Collected data entries

▼▼▼

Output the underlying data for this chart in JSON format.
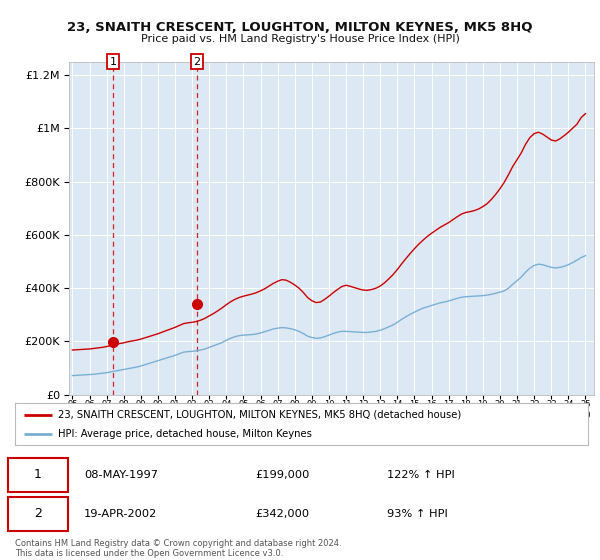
{
  "title": "23, SNAITH CRESCENT, LOUGHTON, MILTON KEYNES, MK5 8HQ",
  "subtitle": "Price paid vs. HM Land Registry's House Price Index (HPI)",
  "legend_line1": "23, SNAITH CRESCENT, LOUGHTON, MILTON KEYNES, MK5 8HQ (detached house)",
  "legend_line2": "HPI: Average price, detached house, Milton Keynes",
  "transaction1_date": "08-MAY-1997",
  "transaction1_price": "£199,000",
  "transaction1_hpi": "122% ↑ HPI",
  "transaction2_date": "19-APR-2002",
  "transaction2_price": "£342,000",
  "transaction2_hpi": "93% ↑ HPI",
  "footer": "Contains HM Land Registry data © Crown copyright and database right 2024.\nThis data is licensed under the Open Government Licence v3.0.",
  "background_color": "#dce9f5",
  "outer_bg_color": "#ffffff",
  "red_line_color": "#cc0000",
  "blue_line_color": "#7aafd4",
  "transaction1_x": 1997.37,
  "transaction1_y": 199000,
  "transaction2_x": 2002.29,
  "transaction2_y": 342000,
  "ylim": [
    0,
    1250000
  ],
  "xlim": [
    1994.8,
    2025.5
  ],
  "years_hpi": [
    1995,
    1995.25,
    1995.5,
    1995.75,
    1996,
    1996.25,
    1996.5,
    1996.75,
    1997,
    1997.25,
    1997.5,
    1997.75,
    1998,
    1998.25,
    1998.5,
    1998.75,
    1999,
    1999.25,
    1999.5,
    1999.75,
    2000,
    2000.25,
    2000.5,
    2000.75,
    2001,
    2001.25,
    2001.5,
    2001.75,
    2002,
    2002.25,
    2002.5,
    2002.75,
    2003,
    2003.25,
    2003.5,
    2003.75,
    2004,
    2004.25,
    2004.5,
    2004.75,
    2005,
    2005.25,
    2005.5,
    2005.75,
    2006,
    2006.25,
    2006.5,
    2006.75,
    2007,
    2007.25,
    2007.5,
    2007.75,
    2008,
    2008.25,
    2008.5,
    2008.75,
    2009,
    2009.25,
    2009.5,
    2009.75,
    2010,
    2010.25,
    2010.5,
    2010.75,
    2011,
    2011.25,
    2011.5,
    2011.75,
    2012,
    2012.25,
    2012.5,
    2012.75,
    2013,
    2013.25,
    2013.5,
    2013.75,
    2014,
    2014.25,
    2014.5,
    2014.75,
    2015,
    2015.25,
    2015.5,
    2015.75,
    2016,
    2016.25,
    2016.5,
    2016.75,
    2017,
    2017.25,
    2017.5,
    2017.75,
    2018,
    2018.25,
    2018.5,
    2018.75,
    2019,
    2019.25,
    2019.5,
    2019.75,
    2020,
    2020.25,
    2020.5,
    2020.75,
    2021,
    2021.25,
    2021.5,
    2021.75,
    2022,
    2022.25,
    2022.5,
    2022.75,
    2023,
    2023.25,
    2023.5,
    2023.75,
    2024,
    2024.25,
    2024.5,
    2024.75,
    2025
  ],
  "hpi_vals": [
    72000,
    73000,
    74000,
    75000,
    76000,
    77000,
    79000,
    81000,
    83000,
    86000,
    89000,
    92000,
    95000,
    98000,
    101000,
    104000,
    108000,
    113000,
    118000,
    123000,
    128000,
    133000,
    138000,
    143000,
    148000,
    154000,
    160000,
    162000,
    163000,
    165000,
    168000,
    172000,
    178000,
    184000,
    190000,
    196000,
    205000,
    212000,
    218000,
    222000,
    224000,
    225000,
    226000,
    228000,
    232000,
    237000,
    242000,
    247000,
    250000,
    252000,
    251000,
    248000,
    244000,
    238000,
    230000,
    220000,
    215000,
    212000,
    213000,
    218000,
    224000,
    230000,
    235000,
    238000,
    238000,
    237000,
    236000,
    235000,
    234000,
    234000,
    236000,
    238000,
    242000,
    248000,
    255000,
    262000,
    272000,
    283000,
    293000,
    302000,
    310000,
    318000,
    325000,
    330000,
    335000,
    340000,
    345000,
    348000,
    352000,
    357000,
    362000,
    366000,
    368000,
    369000,
    370000,
    371000,
    372000,
    374000,
    377000,
    381000,
    385000,
    390000,
    400000,
    415000,
    428000,
    442000,
    460000,
    475000,
    485000,
    490000,
    488000,
    483000,
    478000,
    476000,
    478000,
    482000,
    488000,
    496000,
    505000,
    515000,
    522000
  ],
  "red_vals": [
    168000,
    169000,
    170000,
    171000,
    172000,
    174000,
    176000,
    178000,
    181000,
    185000,
    188000,
    192000,
    195000,
    199000,
    202000,
    205000,
    209000,
    214000,
    219000,
    224000,
    229000,
    235000,
    241000,
    247000,
    253000,
    260000,
    267000,
    270000,
    272000,
    275000,
    280000,
    287000,
    296000,
    305000,
    315000,
    326000,
    338000,
    349000,
    358000,
    365000,
    370000,
    374000,
    378000,
    383000,
    390000,
    398000,
    408000,
    418000,
    426000,
    432000,
    430000,
    422000,
    412000,
    400000,
    384000,
    365000,
    353000,
    346000,
    348000,
    358000,
    370000,
    383000,
    395000,
    406000,
    411000,
    407000,
    402000,
    397000,
    393000,
    392000,
    395000,
    400000,
    408000,
    420000,
    435000,
    451000,
    470000,
    491000,
    511000,
    530000,
    548000,
    565000,
    580000,
    594000,
    606000,
    617000,
    628000,
    637000,
    646000,
    657000,
    668000,
    678000,
    684000,
    687000,
    691000,
    697000,
    706000,
    717000,
    733000,
    752000,
    773000,
    797000,
    826000,
    857000,
    882000,
    908000,
    940000,
    965000,
    980000,
    985000,
    978000,
    967000,
    956000,
    952000,
    960000,
    972000,
    985000,
    1000000,
    1015000,
    1040000,
    1055000
  ]
}
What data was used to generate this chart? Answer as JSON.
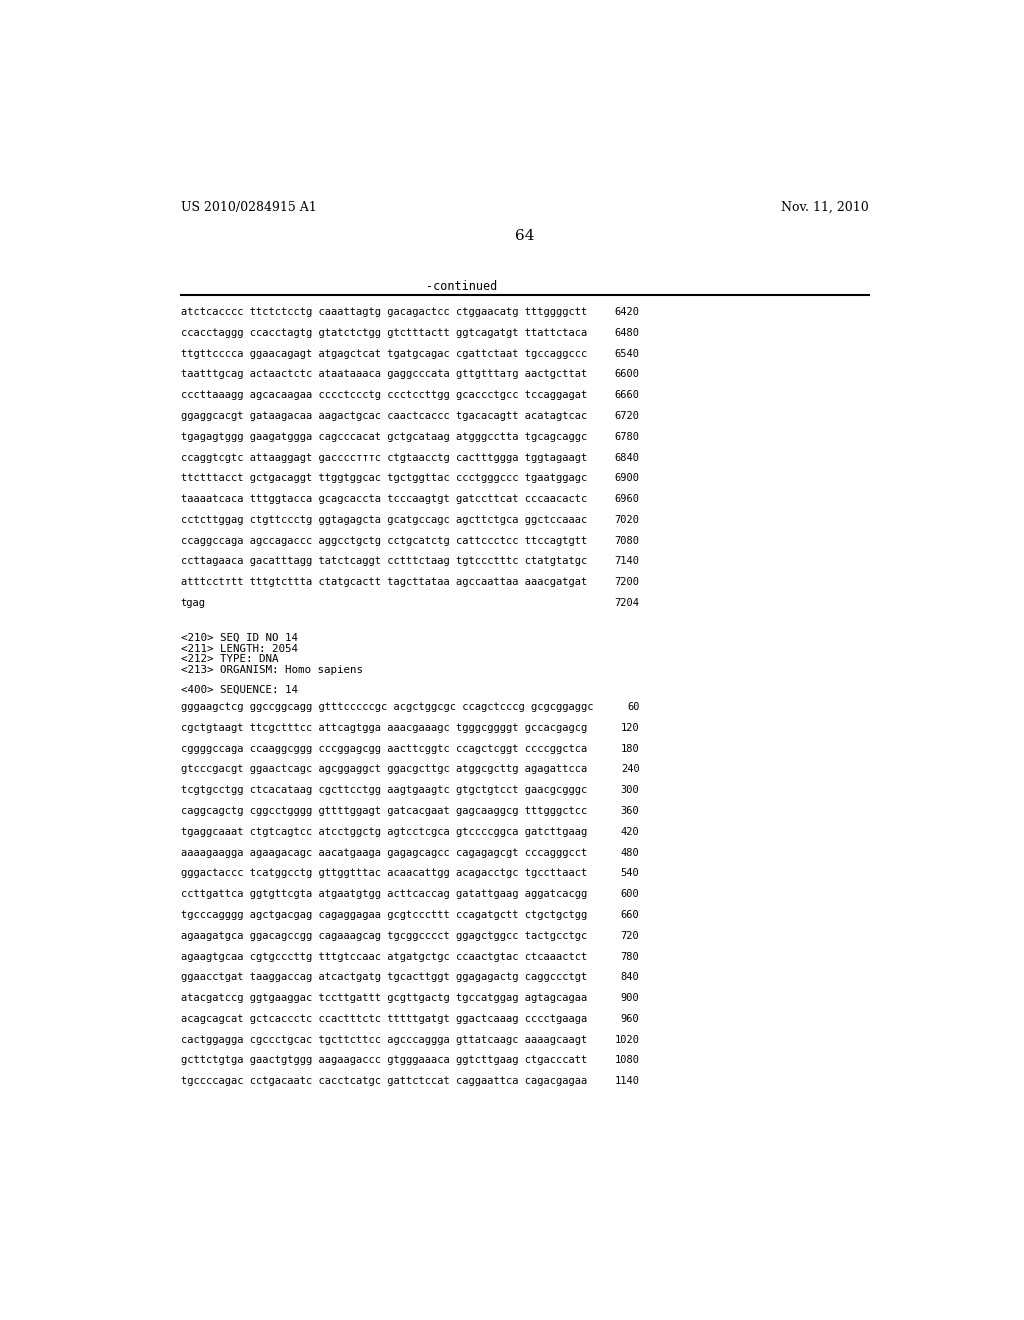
{
  "header_left": "US 2010/0284915 A1",
  "header_right": "Nov. 11, 2010",
  "page_number": "64",
  "continued_label": "-continued",
  "background_color": "#ffffff",
  "text_color": "#000000",
  "sequence_lines_top": [
    [
      "atctcacccc ttctctcctg caaattagtg gacagactcc ctggaacatg tttggggctt",
      "6420"
    ],
    [
      "ccacctaggg ccacctagtg gtatctctgg gtctttactt ggtcagatgt ttattctaca",
      "6480"
    ],
    [
      "ttgttcccca ggaacagagt atgagctcat tgatgcagac cgattctaat tgccaggccc",
      "6540"
    ],
    [
      "taatttgcag actaactctc ataataaaca gaggcccata gttgtttатg aactgcttat",
      "6600"
    ],
    [
      "cccttaaagg agcacaagaa cccctccctg ccctccttgg gcaccctgcc tccaggagat",
      "6660"
    ],
    [
      "ggaggcacgt gataagacaa aagactgcac caactcaccc tgacacagtt acatagtcac",
      "6720"
    ],
    [
      "tgagagtggg gaagatggga cagcccacat gctgcataag atgggcctta tgcagcaggc",
      "6780"
    ],
    [
      "ccaggtcgtc attaaggagt gaccccтттс ctgtaacctg cactttggga tggtagaagt",
      "6840"
    ],
    [
      "ttctttacct gctgacaggt ttggtggcac tgctggttac ccctgggccc tgaatggagc",
      "6900"
    ],
    [
      "taaaatcaca tttggtacca gcagcaccta tcccaagtgt gatccttcat cccaacactc",
      "6960"
    ],
    [
      "cctcttggag ctgttccctg ggtagagcta gcatgccagc agcttctgca ggctccaaac",
      "7020"
    ],
    [
      "ccaggccaga agccagaccc aggcctgctg cctgcatctg cattccctcc ttccagtgtt",
      "7080"
    ],
    [
      "ccttagaaca gacatttagg tatctcaggt cctttctaag tgtccctttc ctatgtatgc",
      "7140"
    ],
    [
      "atttcctтtt tttgtcttta ctatgcactt tagcttataa agccaattaa aaacgatgat",
      "7200"
    ],
    [
      "tgag",
      "7204"
    ]
  ],
  "metadata_lines": [
    "<210> SEQ ID NO 14",
    "<211> LENGTH: 2054",
    "<212> TYPE: DNA",
    "<213> ORGANISM: Homo sapiens"
  ],
  "sequence_label": "<400> SEQUENCE: 14",
  "sequence_lines_bottom": [
    [
      "gggaagctcg ggccggcagg gtttcccccgc acgctggcgc ccagctcccg gcgcggaggc",
      "60"
    ],
    [
      "cgctgtaagt ttcgctttcc attcagtgga aaacgaaagc tgggcggggt gccacgagcg",
      "120"
    ],
    [
      "cggggccaga ccaaggcggg cccggagcgg aacttcggtc ccagctcggt ccccggctca",
      "180"
    ],
    [
      "gtcccgacgt ggaactcagc agcggaggct ggacgcttgc atggcgcttg agagattcca",
      "240"
    ],
    [
      "tcgtgcctgg ctcacataag cgcttcctgg aagtgaagtc gtgctgtcct gaacgcgggc",
      "300"
    ],
    [
      "caggcagctg cggcctgggg gttttggagt gatcacgaat gagcaaggcg tttgggctcc",
      "360"
    ],
    [
      "tgaggcaaat ctgtcagtcc atcctggctg agtcctcgca gtccccggca gatcttgaag",
      "420"
    ],
    [
      "aaaagaagga agaagacagc aacatgaaga gagagcagcc cagagagcgt cccagggcct",
      "480"
    ],
    [
      "gggactaccc tcatggcctg gttggtttac acaacattgg acagacctgc tgccttaact",
      "540"
    ],
    [
      "ccttgattca ggtgttcgta atgaatgtgg acttcaccag gatattgaag aggatcacgg",
      "600"
    ],
    [
      "tgcccagggg agctgacgag cagaggagaa gcgtcccttt ccagatgctt ctgctgctgg",
      "660"
    ],
    [
      "agaagatgca ggacagccgg cagaaagcag tgcggcccct ggagctggcc tactgcctgc",
      "720"
    ],
    [
      "agaagtgcaa cgtgcccttg tttgtccaac atgatgctgc ccaactgtac ctcaaactct",
      "780"
    ],
    [
      "ggaacctgat taaggaccag atcactgatg tgcacttggt ggagagactg caggccctgt",
      "840"
    ],
    [
      "atacgatccg ggtgaaggac tccttgattt gcgttgactg tgccatggag agtagcagaa",
      "900"
    ],
    [
      "acagcagcat gctcaccctc ccactttctc tttttgatgt ggactcaaag cccctgaaga",
      "960"
    ],
    [
      "cactggagga cgccctgcac tgcttcttcc agcccaggga gttatcaagc aaaagcaagt",
      "1020"
    ],
    [
      "gcttctgtga gaactgtggg aagaagaccc gtgggaaaca ggtcttgaag ctgacccatt",
      "1080"
    ],
    [
      "tgccccagac cctgacaatc cacctcatgc gattctccat caggaattca cagacgagaa",
      "1140"
    ]
  ]
}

▲▲▲

From the entries, report each line that includes the word "JSON".

Response to this exercise:
Output the underlying data for this chart in JSON format.
What data was used to generate this chart? Answer as JSON.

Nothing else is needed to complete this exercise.